→ **Given instruction**: The entries below contain pictures. Retype everything except those pictures, exactly as given.

[Stored items]
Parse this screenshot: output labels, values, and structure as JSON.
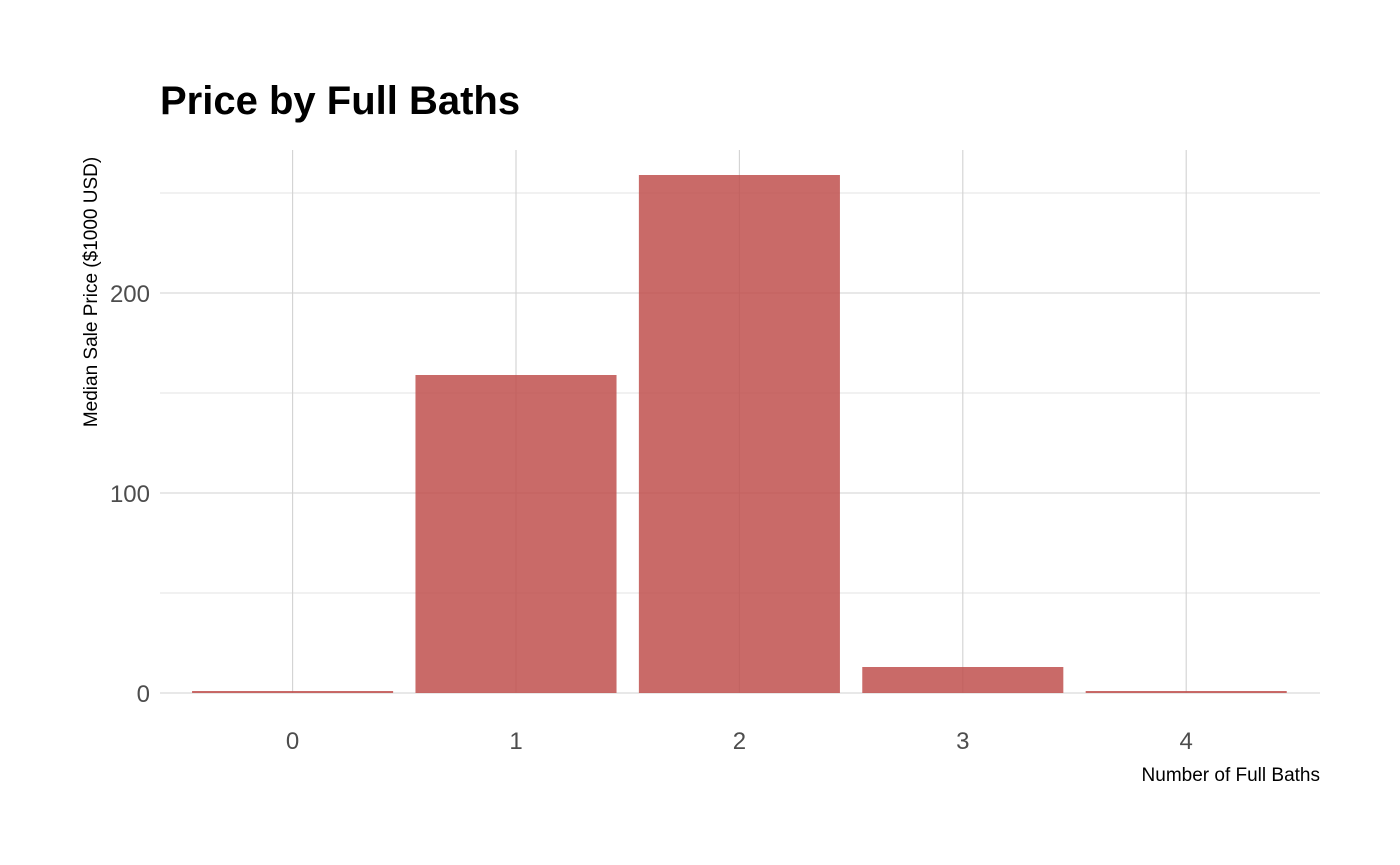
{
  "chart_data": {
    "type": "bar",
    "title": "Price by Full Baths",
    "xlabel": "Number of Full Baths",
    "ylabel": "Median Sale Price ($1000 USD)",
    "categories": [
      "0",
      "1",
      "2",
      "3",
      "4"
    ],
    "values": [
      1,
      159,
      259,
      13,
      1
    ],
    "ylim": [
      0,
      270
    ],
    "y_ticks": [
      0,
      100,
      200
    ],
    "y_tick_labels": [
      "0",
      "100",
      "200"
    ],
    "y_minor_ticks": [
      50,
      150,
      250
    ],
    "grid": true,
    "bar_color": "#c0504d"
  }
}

→ **Answer to the task**:
Parse this screenshot: output labels, values, and structure as JSON.
{
  "chart_data": {
    "type": "bar",
    "title": "Price by Full Baths",
    "xlabel": "Number of Full Baths",
    "ylabel": "Median Sale Price ($1000 USD)",
    "categories": [
      "0",
      "1",
      "2",
      "3",
      "4"
    ],
    "values": [
      1,
      159,
      259,
      13,
      1
    ],
    "ylim": [
      0,
      270
    ],
    "y_ticks": [
      0,
      100,
      200
    ],
    "y_tick_labels": [
      "0",
      "100",
      "200"
    ],
    "y_minor_ticks": [
      50,
      150,
      250
    ],
    "grid": true,
    "bar_color": "#c0504d"
  }
}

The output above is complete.